Job ::
Check every line below for the string "meta", and copy the lines that contain it.

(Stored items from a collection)
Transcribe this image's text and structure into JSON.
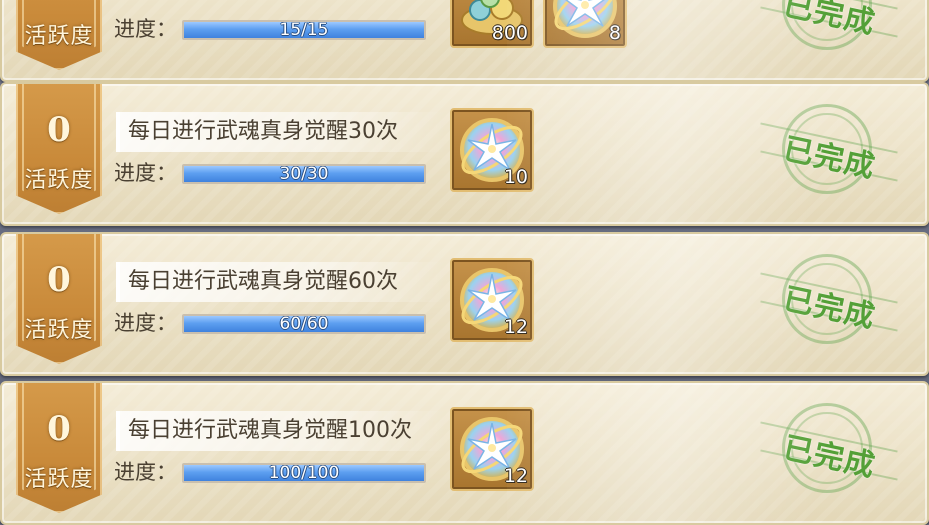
{
  "badge_label": "活跃度",
  "progress_label": "进度：",
  "status_completed": "已完成",
  "colors": {
    "bar_fill": "#4f8fe6",
    "stamp_green": "#54a037",
    "badge_orange": "#c98a3a"
  },
  "tasks": [
    {
      "points": "",
      "title": "",
      "progress_text": "15/15",
      "progress_fraction": 1.0,
      "rewards": [
        {
          "icon": "gem-pile-icon",
          "count": "800"
        },
        {
          "icon": "star-orb-icon",
          "count": "8"
        }
      ],
      "status": "已完成"
    },
    {
      "points": "0",
      "title": "每日进行武魂真身觉醒30次",
      "progress_text": "30/30",
      "progress_fraction": 1.0,
      "rewards": [
        {
          "icon": "star-orb-icon",
          "count": "10"
        }
      ],
      "status": "已完成"
    },
    {
      "points": "0",
      "title": "每日进行武魂真身觉醒60次",
      "progress_text": "60/60",
      "progress_fraction": 1.0,
      "rewards": [
        {
          "icon": "star-orb-icon",
          "count": "12"
        }
      ],
      "status": "已完成"
    },
    {
      "points": "0",
      "title": "每日进行武魂真身觉醒100次",
      "progress_text": "100/100",
      "progress_fraction": 1.0,
      "rewards": [
        {
          "icon": "star-orb-icon",
          "count": "12"
        }
      ],
      "status": "已完成"
    }
  ]
}
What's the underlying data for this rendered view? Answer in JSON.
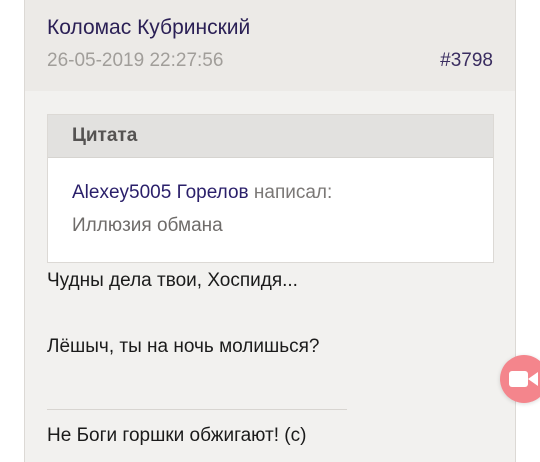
{
  "post": {
    "author": "Коломас Кубринский",
    "date": "26-05-2019 22:27:56",
    "number": "#3798",
    "quote": {
      "title": "Цитата",
      "author": "Alexey5005 Горелов",
      "wrote": "написал:",
      "text": "Иллюзия обмана"
    },
    "lines": [
      "Чудны дела твои, Хоспидя...",
      "Лёшыч, ты на ночь молишься?"
    ],
    "signature": "Не Боги горшки обжигают! (с)"
  },
  "fab": {
    "icon": "video-camera-icon",
    "color": "#f4858c"
  }
}
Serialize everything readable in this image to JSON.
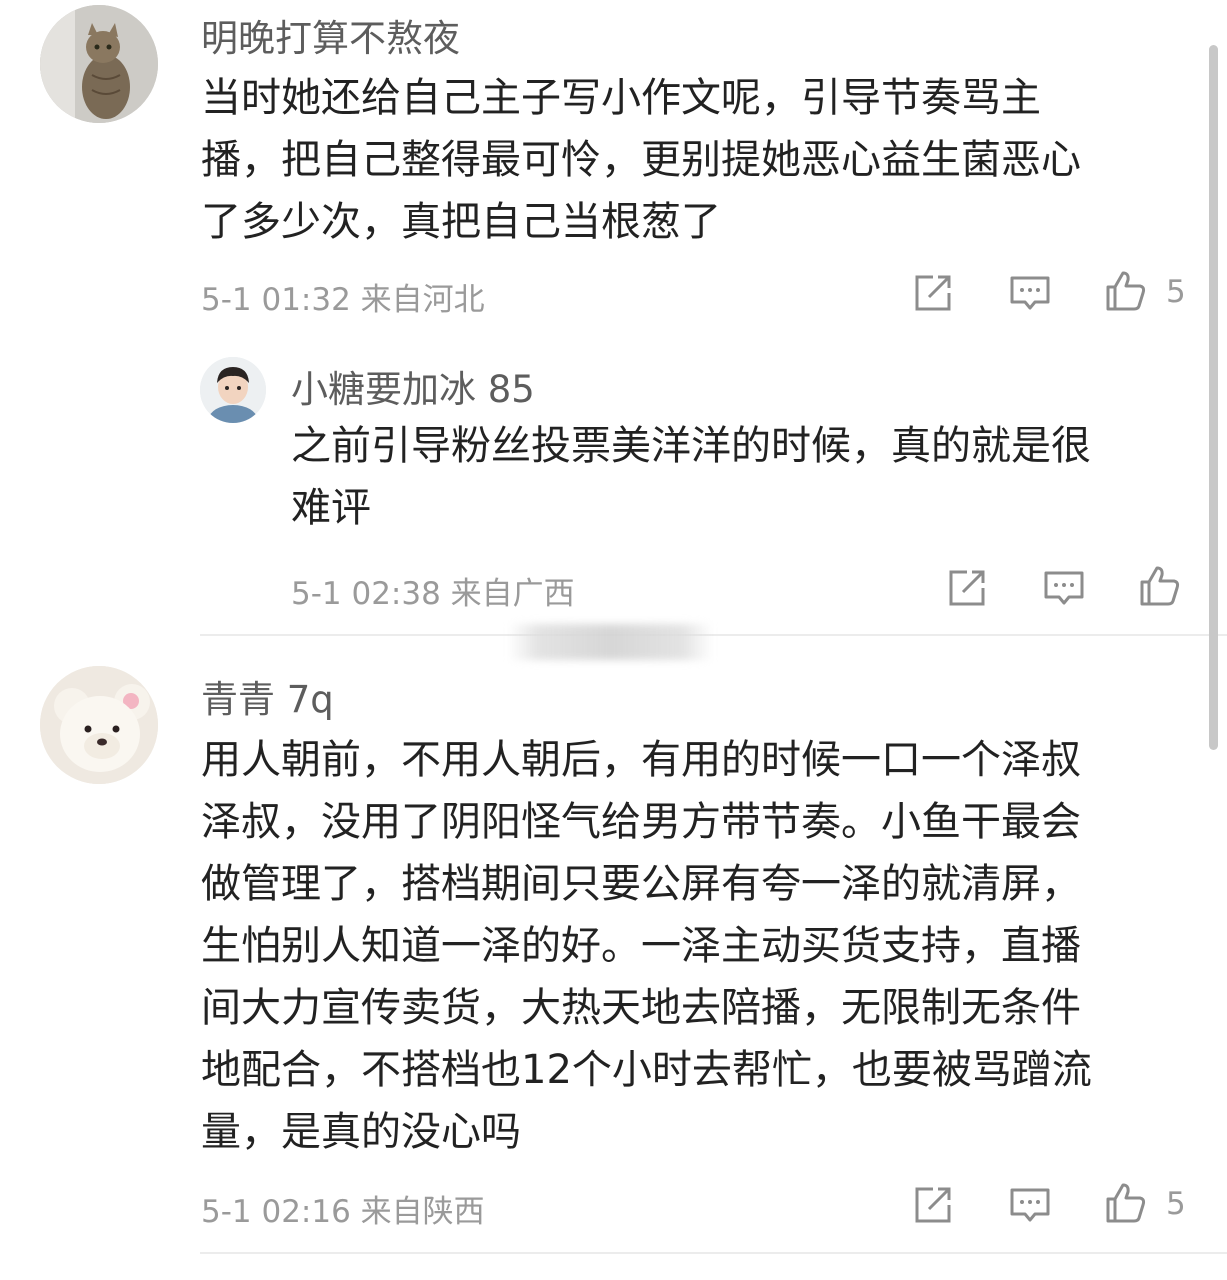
{
  "comments": [
    {
      "username": "明晚打算不熬夜",
      "text": "当时她还给自己主子写小作文呢，引导节奏骂主\n播，把自己整得最可怜，更别提她恶心益生菌恶心\n了多少次，真把自己当根葱了",
      "meta": "5-1 01:32  来自河北",
      "likes": "5",
      "avatar_icon": "cat-avatar-icon",
      "reply": {
        "username": "小糖要加冰 85",
        "text": "之前引导粉丝投票美洋洋的时候，真的就是很\n难评",
        "meta": "5-1 02:38  来自广西",
        "avatar_icon": "boy-avatar-icon"
      }
    },
    {
      "username": "青青 7q",
      "text": "用人朝前，不用人朝后，有用的时候一口一个泽叔\n泽叔，没用了阴阳怪气给男方带节奏。小鱼干最会\n做管理了，搭档期间只要公屏有夸一泽的就清屏，\n生怕别人知道一泽的好。一泽主动买货支持，直播\n间大力宣传卖货，大热天地去陪播，无限制无条件\n地配合，不搭档也12个小时去帮忙，也要被骂蹭流\n量，是真的没心吗",
      "meta": "5-1 02:16  来自陕西",
      "likes": "5",
      "avatar_icon": "teddy-bear-avatar-icon"
    }
  ],
  "icons": {
    "share": "share-icon",
    "comment": "comment-icon",
    "like": "thumbs-up-icon"
  },
  "colors": {
    "text": "#222222",
    "username": "#5d5d5d",
    "meta": "#9a9a9a",
    "icon": "#8c8c8c"
  }
}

Task solution ::
      "meta": "5-1 01:32  来自河北",
        "meta": "5-1 02:38  来自广西",
      "meta": "5-1 02:16  来自陕西",
    "meta": "#9a9a9a",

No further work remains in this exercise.